- [Objective]
Could you write out every entry exactly as it stands?

[Extracts from a graphics dataset]
* * * * * * *

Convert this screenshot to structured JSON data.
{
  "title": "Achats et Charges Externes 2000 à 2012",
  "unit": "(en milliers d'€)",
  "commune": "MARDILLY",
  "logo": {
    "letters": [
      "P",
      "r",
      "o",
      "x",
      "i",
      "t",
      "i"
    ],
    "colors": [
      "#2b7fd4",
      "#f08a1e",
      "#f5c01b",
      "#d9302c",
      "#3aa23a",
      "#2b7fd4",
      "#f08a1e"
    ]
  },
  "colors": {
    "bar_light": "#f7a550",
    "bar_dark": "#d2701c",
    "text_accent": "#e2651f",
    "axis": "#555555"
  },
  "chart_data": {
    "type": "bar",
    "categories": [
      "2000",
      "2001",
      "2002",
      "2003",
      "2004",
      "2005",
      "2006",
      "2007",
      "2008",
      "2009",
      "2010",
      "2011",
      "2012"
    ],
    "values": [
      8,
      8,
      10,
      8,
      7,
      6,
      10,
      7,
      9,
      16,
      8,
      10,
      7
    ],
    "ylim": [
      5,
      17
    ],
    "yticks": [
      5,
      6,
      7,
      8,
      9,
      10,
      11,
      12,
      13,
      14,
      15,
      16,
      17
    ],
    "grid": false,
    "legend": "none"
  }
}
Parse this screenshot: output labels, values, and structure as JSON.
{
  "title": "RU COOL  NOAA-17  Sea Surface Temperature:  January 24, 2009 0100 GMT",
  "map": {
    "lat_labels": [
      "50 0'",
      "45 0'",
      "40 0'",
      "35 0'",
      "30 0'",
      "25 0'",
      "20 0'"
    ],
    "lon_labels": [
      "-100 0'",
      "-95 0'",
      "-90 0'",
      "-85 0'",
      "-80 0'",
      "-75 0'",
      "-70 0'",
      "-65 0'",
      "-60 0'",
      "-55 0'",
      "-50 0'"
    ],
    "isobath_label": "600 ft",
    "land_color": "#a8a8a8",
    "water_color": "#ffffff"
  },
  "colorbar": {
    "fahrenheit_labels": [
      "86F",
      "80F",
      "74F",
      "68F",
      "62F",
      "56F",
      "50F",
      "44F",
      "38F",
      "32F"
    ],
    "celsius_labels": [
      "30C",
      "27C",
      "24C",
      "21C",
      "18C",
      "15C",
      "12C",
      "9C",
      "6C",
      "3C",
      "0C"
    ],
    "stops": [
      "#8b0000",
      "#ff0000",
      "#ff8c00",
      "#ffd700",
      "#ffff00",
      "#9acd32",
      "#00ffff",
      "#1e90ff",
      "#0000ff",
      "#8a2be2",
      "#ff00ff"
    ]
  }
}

* * * * * * *

- [Answer to the exercise]
Convert this screenshot to structured JSON data.
{
  "title": "Achats et Charges Externes 2000 à 2012",
  "unit": "(en milliers d'€)",
  "commune": "MARDILLY",
  "logo": {
    "letters": [
      "P",
      "r",
      "o",
      "x",
      "i",
      "t",
      "i"
    ],
    "colors": [
      "#2b7fd4",
      "#f08a1e",
      "#f5c01b",
      "#d9302c",
      "#3aa23a",
      "#2b7fd4",
      "#f08a1e"
    ]
  },
  "colors": {
    "bar_light": "#f7a550",
    "bar_dark": "#d2701c",
    "text_accent": "#e2651f",
    "axis": "#555555"
  },
  "chart_data": {
    "type": "bar",
    "categories": [
      "2000",
      "2001",
      "2002",
      "2003",
      "2004",
      "2005",
      "2006",
      "2007",
      "2008",
      "2009",
      "2010",
      "2011",
      "2012"
    ],
    "values": [
      8,
      8,
      10,
      8,
      7,
      6,
      10,
      7,
      9,
      16,
      8,
      10,
      7
    ],
    "ylim": [
      5,
      17
    ],
    "yticks": [
      5,
      6,
      7,
      8,
      9,
      10,
      11,
      12,
      13,
      14,
      15,
      16,
      17
    ],
    "grid": false,
    "legend": "none"
  }
}
Parse this screenshot: output labels, values, and structure as JSON.
{
  "title": "RU COOL  NOAA-17  Sea Surface Temperature:  January 24, 2009 0100 GMT",
  "map": {
    "lat_labels": [
      "50 0'",
      "45 0'",
      "40 0'",
      "35 0'",
      "30 0'",
      "25 0'",
      "20 0'"
    ],
    "lon_labels": [
      "-100 0'",
      "-95 0'",
      "-90 0'",
      "-85 0'",
      "-80 0'",
      "-75 0'",
      "-70 0'",
      "-65 0'",
      "-60 0'",
      "-55 0'",
      "-50 0'"
    ],
    "isobath_label": "600 ft",
    "land_color": "#a8a8a8",
    "water_color": "#ffffff"
  },
  "colorbar": {
    "fahrenheit_labels": [
      "86F",
      "80F",
      "74F",
      "68F",
      "62F",
      "56F",
      "50F",
      "44F",
      "38F",
      "32F"
    ],
    "celsius_labels": [
      "30C",
      "27C",
      "24C",
      "21C",
      "18C",
      "15C",
      "12C",
      "9C",
      "6C",
      "3C",
      "0C"
    ],
    "stops": [
      "#8b0000",
      "#ff0000",
      "#ff8c00",
      "#ffd700",
      "#ffff00",
      "#9acd32",
      "#00ffff",
      "#1e90ff",
      "#0000ff",
      "#8a2be2",
      "#ff00ff"
    ]
  }
}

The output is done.